• DIRECTIONS: Would you set down every entry shown below, precisely as written?

[START DATA SHOWN]

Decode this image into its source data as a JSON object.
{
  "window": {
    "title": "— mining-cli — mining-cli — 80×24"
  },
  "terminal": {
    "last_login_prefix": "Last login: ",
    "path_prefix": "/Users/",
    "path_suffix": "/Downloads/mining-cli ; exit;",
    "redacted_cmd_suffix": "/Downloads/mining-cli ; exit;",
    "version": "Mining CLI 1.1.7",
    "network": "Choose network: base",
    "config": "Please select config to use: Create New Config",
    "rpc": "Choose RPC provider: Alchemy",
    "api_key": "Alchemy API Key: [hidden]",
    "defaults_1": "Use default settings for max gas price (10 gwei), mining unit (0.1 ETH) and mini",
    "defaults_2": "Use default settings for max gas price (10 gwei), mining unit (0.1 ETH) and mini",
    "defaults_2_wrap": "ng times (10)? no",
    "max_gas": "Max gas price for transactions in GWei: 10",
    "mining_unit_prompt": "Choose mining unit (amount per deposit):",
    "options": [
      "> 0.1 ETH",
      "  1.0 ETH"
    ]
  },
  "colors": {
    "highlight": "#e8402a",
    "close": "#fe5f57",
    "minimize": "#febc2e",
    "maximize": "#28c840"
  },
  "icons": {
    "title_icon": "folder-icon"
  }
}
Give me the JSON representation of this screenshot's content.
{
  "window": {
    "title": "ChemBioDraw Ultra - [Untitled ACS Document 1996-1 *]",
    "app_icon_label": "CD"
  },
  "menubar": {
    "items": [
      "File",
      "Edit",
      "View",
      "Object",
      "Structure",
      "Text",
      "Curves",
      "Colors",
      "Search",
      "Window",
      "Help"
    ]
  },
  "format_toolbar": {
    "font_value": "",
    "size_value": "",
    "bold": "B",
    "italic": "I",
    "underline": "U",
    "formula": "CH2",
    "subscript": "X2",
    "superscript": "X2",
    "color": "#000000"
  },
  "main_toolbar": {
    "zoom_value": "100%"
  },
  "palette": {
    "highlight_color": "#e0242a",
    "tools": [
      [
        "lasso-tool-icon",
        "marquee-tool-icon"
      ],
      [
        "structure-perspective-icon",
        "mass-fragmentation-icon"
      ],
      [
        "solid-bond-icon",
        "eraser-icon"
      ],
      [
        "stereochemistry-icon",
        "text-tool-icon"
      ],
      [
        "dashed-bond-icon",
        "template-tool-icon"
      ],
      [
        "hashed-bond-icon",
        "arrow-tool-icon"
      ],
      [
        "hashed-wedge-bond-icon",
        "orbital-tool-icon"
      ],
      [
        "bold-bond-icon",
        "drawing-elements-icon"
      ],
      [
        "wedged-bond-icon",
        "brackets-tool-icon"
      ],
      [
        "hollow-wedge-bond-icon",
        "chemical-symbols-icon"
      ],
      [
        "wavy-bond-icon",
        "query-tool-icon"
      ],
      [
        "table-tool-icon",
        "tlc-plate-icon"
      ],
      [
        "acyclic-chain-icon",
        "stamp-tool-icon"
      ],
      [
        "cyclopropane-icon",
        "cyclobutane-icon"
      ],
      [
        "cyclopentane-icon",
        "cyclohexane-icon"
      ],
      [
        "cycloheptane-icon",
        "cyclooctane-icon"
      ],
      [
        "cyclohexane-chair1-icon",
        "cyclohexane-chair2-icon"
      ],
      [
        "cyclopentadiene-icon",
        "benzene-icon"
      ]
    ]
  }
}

[END DATA SHOWN]

• SOLUTION BELOW:
Decode this image into its source data as a JSON object.
{
  "window": {
    "title": "— mining-cli — mining-cli — 80×24"
  },
  "terminal": {
    "last_login_prefix": "Last login: ",
    "path_prefix": "/Users/",
    "path_suffix": "/Downloads/mining-cli ; exit;",
    "redacted_cmd_suffix": "/Downloads/mining-cli ; exit;",
    "version": "Mining CLI 1.1.7",
    "network": "Choose network: base",
    "config": "Please select config to use: Create New Config",
    "rpc": "Choose RPC provider: Alchemy",
    "api_key": "Alchemy API Key: [hidden]",
    "defaults_1": "Use default settings for max gas price (10 gwei), mining unit (0.1 ETH) and mini",
    "defaults_2": "Use default settings for max gas price (10 gwei), mining unit (0.1 ETH) and mini",
    "defaults_2_wrap": "ng times (10)? no",
    "max_gas": "Max gas price for transactions in GWei: 10",
    "mining_unit_prompt": "Choose mining unit (amount per deposit):",
    "options": [
      "> 0.1 ETH",
      "  1.0 ETH"
    ]
  },
  "colors": {
    "highlight": "#e8402a",
    "close": "#fe5f57",
    "minimize": "#febc2e",
    "maximize": "#28c840"
  },
  "icons": {
    "title_icon": "folder-icon"
  }
}
Give me the JSON representation of this screenshot's content.
{
  "window": {
    "title": "ChemBioDraw Ultra - [Untitled ACS Document 1996-1 *]",
    "app_icon_label": "CD"
  },
  "menubar": {
    "items": [
      "File",
      "Edit",
      "View",
      "Object",
      "Structure",
      "Text",
      "Curves",
      "Colors",
      "Search",
      "Window",
      "Help"
    ]
  },
  "format_toolbar": {
    "font_value": "",
    "size_value": "",
    "bold": "B",
    "italic": "I",
    "underline": "U",
    "formula": "CH2",
    "subscript": "X2",
    "superscript": "X2",
    "color": "#000000"
  },
  "main_toolbar": {
    "zoom_value": "100%"
  },
  "palette": {
    "highlight_color": "#e0242a",
    "tools": [
      [
        "lasso-tool-icon",
        "marquee-tool-icon"
      ],
      [
        "structure-perspective-icon",
        "mass-fragmentation-icon"
      ],
      [
        "solid-bond-icon",
        "eraser-icon"
      ],
      [
        "stereochemistry-icon",
        "text-tool-icon"
      ],
      [
        "dashed-bond-icon",
        "template-tool-icon"
      ],
      [
        "hashed-bond-icon",
        "arrow-tool-icon"
      ],
      [
        "hashed-wedge-bond-icon",
        "orbital-tool-icon"
      ],
      [
        "bold-bond-icon",
        "drawing-elements-icon"
      ],
      [
        "wedged-bond-icon",
        "brackets-tool-icon"
      ],
      [
        "hollow-wedge-bond-icon",
        "chemical-symbols-icon"
      ],
      [
        "wavy-bond-icon",
        "query-tool-icon"
      ],
      [
        "table-tool-icon",
        "tlc-plate-icon"
      ],
      [
        "acyclic-chain-icon",
        "stamp-tool-icon"
      ],
      [
        "cyclopropane-icon",
        "cyclobutane-icon"
      ],
      [
        "cyclopentane-icon",
        "cyclohexane-icon"
      ],
      [
        "cycloheptane-icon",
        "cyclooctane-icon"
      ],
      [
        "cyclohexane-chair1-icon",
        "cyclohexane-chair2-icon"
      ],
      [
        "cyclopentadiene-icon",
        "benzene-icon"
      ]
    ]
  }
}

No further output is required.